## [Required work]
Lines that contain the string "يوسف" are to be copied; leave out all others.

## [Data supplied]
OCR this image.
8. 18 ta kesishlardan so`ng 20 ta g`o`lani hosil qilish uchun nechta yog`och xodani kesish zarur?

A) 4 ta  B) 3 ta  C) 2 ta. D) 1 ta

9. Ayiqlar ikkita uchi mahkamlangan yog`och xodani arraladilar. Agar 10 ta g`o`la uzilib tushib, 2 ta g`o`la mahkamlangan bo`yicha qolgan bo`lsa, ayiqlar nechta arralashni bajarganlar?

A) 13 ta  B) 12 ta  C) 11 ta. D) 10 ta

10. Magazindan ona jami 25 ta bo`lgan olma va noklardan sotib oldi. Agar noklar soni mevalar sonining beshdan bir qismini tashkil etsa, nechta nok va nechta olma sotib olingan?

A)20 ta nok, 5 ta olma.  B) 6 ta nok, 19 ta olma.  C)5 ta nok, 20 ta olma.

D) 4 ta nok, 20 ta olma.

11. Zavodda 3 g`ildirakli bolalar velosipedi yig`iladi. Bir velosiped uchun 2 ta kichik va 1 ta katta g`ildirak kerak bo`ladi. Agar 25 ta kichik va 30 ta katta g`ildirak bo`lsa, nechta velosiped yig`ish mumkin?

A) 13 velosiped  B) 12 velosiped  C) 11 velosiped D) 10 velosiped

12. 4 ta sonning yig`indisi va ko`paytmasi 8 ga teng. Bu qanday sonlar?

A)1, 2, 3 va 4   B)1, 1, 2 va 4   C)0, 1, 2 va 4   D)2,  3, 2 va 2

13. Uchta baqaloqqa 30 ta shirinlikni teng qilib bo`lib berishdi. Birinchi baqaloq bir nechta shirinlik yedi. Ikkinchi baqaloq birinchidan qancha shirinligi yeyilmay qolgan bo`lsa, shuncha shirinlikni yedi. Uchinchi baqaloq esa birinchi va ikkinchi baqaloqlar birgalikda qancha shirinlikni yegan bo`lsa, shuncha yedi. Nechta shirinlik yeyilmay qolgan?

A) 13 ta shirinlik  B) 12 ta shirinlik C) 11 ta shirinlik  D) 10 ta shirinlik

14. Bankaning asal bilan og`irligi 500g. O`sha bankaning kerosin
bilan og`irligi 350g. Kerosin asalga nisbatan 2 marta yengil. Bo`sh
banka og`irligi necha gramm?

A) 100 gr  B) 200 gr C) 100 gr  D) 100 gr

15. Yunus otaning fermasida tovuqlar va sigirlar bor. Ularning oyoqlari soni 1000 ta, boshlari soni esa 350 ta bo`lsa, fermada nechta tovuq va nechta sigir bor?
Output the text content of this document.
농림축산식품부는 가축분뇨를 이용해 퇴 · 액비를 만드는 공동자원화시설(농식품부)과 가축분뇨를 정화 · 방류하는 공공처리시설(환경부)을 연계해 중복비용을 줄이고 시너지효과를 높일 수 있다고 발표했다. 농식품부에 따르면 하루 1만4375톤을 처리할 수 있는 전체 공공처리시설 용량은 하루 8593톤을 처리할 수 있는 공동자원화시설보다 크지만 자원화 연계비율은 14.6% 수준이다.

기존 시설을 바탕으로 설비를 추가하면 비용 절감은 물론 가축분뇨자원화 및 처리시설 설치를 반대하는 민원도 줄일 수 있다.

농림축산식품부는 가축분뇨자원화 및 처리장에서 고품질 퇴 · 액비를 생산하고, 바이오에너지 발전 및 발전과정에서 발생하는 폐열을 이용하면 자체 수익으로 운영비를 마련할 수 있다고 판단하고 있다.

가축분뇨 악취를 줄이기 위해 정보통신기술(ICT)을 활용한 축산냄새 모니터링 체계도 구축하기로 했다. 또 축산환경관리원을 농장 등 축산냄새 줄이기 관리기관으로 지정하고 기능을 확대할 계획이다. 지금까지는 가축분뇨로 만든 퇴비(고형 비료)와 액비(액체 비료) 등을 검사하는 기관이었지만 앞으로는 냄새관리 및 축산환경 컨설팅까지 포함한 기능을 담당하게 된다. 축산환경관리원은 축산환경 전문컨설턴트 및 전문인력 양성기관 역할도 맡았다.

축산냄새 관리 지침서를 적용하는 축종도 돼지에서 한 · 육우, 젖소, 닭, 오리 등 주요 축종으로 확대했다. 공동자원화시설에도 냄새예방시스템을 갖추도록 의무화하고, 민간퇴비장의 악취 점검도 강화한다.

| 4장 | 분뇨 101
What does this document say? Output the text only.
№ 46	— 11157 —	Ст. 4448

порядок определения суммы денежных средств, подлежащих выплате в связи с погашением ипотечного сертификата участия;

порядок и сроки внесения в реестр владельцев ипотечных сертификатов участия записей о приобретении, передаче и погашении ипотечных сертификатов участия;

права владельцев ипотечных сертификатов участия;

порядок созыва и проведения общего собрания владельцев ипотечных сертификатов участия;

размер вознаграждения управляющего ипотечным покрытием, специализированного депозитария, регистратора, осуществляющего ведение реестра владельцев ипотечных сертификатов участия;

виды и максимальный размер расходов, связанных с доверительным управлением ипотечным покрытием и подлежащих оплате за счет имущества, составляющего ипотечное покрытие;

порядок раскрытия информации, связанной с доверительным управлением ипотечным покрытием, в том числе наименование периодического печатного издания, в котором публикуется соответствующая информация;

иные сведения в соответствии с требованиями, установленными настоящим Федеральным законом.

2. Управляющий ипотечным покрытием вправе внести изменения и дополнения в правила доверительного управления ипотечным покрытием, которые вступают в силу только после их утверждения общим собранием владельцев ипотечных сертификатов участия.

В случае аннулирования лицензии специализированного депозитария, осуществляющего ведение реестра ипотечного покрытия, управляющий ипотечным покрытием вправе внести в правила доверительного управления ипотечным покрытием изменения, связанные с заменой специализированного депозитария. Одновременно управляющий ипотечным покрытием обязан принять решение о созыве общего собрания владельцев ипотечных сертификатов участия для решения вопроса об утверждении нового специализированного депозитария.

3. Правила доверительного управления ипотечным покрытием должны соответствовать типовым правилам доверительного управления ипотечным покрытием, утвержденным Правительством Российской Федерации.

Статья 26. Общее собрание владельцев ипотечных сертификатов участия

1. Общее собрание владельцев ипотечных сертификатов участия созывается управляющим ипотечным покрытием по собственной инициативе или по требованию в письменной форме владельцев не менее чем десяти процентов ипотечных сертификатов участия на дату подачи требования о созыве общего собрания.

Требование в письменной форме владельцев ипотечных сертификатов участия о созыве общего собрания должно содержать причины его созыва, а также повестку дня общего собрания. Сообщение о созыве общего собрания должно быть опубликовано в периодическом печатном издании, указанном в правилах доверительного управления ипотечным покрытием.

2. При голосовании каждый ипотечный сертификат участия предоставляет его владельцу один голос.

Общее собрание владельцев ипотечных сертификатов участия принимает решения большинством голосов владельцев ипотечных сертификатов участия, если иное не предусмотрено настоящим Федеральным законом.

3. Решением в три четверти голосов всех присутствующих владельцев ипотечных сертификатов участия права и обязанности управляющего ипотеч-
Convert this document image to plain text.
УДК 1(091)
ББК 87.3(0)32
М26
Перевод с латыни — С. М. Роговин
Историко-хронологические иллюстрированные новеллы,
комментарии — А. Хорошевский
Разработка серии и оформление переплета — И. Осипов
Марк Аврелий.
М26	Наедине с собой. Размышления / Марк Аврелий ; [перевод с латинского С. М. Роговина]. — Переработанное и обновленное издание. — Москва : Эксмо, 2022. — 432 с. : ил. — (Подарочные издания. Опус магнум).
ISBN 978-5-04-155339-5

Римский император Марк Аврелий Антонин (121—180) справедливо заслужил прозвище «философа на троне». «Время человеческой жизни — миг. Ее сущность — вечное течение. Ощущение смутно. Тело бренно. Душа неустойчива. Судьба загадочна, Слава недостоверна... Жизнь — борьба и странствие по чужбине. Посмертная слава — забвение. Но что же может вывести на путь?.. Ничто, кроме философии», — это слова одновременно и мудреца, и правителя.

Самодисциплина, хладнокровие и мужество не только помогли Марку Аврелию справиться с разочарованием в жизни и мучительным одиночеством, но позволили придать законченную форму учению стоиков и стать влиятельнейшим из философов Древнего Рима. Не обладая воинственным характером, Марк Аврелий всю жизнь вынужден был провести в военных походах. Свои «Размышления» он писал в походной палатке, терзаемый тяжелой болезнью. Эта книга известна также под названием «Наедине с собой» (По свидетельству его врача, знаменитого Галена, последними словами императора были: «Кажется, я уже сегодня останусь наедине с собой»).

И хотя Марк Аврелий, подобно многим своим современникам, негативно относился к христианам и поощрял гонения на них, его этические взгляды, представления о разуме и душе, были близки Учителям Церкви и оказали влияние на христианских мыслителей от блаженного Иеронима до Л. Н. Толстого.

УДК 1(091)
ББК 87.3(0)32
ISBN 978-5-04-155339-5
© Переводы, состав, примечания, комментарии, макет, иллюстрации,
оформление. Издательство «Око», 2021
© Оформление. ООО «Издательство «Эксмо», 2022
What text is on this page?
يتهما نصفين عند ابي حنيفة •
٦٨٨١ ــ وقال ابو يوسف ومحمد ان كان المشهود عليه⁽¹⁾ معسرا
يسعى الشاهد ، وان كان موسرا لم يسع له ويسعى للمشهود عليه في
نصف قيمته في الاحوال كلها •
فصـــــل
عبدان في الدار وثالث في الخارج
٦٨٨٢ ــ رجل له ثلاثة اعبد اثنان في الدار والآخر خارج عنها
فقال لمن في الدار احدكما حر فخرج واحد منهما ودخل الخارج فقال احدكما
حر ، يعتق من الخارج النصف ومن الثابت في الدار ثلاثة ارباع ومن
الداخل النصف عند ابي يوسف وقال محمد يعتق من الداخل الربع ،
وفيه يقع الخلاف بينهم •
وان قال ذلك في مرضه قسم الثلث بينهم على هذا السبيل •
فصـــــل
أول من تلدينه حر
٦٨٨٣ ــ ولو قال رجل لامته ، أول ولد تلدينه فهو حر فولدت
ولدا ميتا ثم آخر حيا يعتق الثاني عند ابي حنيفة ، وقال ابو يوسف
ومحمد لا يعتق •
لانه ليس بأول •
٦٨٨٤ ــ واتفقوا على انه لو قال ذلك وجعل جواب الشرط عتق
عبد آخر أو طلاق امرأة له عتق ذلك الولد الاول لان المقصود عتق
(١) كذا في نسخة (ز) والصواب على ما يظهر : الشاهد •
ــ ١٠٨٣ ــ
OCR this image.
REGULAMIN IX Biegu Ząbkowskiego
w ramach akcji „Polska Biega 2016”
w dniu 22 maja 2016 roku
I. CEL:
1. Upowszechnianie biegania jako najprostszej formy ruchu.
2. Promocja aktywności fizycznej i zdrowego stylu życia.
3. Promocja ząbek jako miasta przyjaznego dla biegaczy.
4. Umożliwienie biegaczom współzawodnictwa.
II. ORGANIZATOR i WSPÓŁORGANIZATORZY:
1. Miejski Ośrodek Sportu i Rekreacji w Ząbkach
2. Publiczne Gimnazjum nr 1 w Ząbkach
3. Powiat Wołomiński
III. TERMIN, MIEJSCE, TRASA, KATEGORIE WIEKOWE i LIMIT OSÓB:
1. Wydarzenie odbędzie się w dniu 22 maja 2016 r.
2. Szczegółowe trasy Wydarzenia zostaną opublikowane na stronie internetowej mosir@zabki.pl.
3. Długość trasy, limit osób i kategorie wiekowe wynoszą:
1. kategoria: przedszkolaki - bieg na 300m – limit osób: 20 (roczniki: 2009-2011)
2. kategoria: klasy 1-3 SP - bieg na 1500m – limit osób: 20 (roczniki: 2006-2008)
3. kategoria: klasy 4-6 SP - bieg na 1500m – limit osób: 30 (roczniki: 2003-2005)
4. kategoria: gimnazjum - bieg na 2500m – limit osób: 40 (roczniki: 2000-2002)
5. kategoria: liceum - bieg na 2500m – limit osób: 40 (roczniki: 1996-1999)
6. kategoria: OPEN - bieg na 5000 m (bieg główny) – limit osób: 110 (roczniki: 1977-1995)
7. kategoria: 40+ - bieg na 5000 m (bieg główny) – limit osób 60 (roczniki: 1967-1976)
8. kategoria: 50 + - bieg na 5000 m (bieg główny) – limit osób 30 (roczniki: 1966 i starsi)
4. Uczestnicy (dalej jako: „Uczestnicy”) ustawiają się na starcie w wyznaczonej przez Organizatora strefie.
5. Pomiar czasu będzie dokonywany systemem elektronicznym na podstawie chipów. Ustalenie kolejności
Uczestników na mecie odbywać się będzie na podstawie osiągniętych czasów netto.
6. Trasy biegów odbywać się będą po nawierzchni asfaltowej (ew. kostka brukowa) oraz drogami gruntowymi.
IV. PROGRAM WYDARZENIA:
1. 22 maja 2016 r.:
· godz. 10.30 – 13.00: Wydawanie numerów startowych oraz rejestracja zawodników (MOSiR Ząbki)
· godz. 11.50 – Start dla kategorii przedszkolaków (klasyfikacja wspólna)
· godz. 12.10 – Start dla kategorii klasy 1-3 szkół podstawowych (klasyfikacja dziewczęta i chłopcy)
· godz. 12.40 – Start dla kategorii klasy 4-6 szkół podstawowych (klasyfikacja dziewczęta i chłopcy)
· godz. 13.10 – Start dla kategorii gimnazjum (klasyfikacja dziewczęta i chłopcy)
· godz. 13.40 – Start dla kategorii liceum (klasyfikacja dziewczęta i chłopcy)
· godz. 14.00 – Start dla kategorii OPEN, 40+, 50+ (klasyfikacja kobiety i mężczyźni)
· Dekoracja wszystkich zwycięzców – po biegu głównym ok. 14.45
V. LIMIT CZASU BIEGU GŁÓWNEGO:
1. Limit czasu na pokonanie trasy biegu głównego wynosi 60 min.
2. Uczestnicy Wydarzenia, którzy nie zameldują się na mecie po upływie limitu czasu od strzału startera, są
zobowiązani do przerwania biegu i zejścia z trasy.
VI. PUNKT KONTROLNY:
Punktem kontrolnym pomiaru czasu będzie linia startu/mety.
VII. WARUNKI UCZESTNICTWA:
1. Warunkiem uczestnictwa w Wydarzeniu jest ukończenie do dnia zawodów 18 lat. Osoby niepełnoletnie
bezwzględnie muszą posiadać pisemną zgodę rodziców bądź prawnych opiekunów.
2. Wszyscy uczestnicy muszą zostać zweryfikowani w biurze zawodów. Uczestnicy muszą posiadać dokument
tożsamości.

## [The solution]
٦٨٨١ ــ وقال ابو يوسف ومحمد ان كان المشهود عليه⁽¹⁾ معسرا
الداخل النصف عند ابي يوسف وقال محمد يعتق من الداخل الربع ،
ولدا ميتا ثم آخر حيا يعتق الثاني عند ابي حنيفة ، وقال ابو يوسف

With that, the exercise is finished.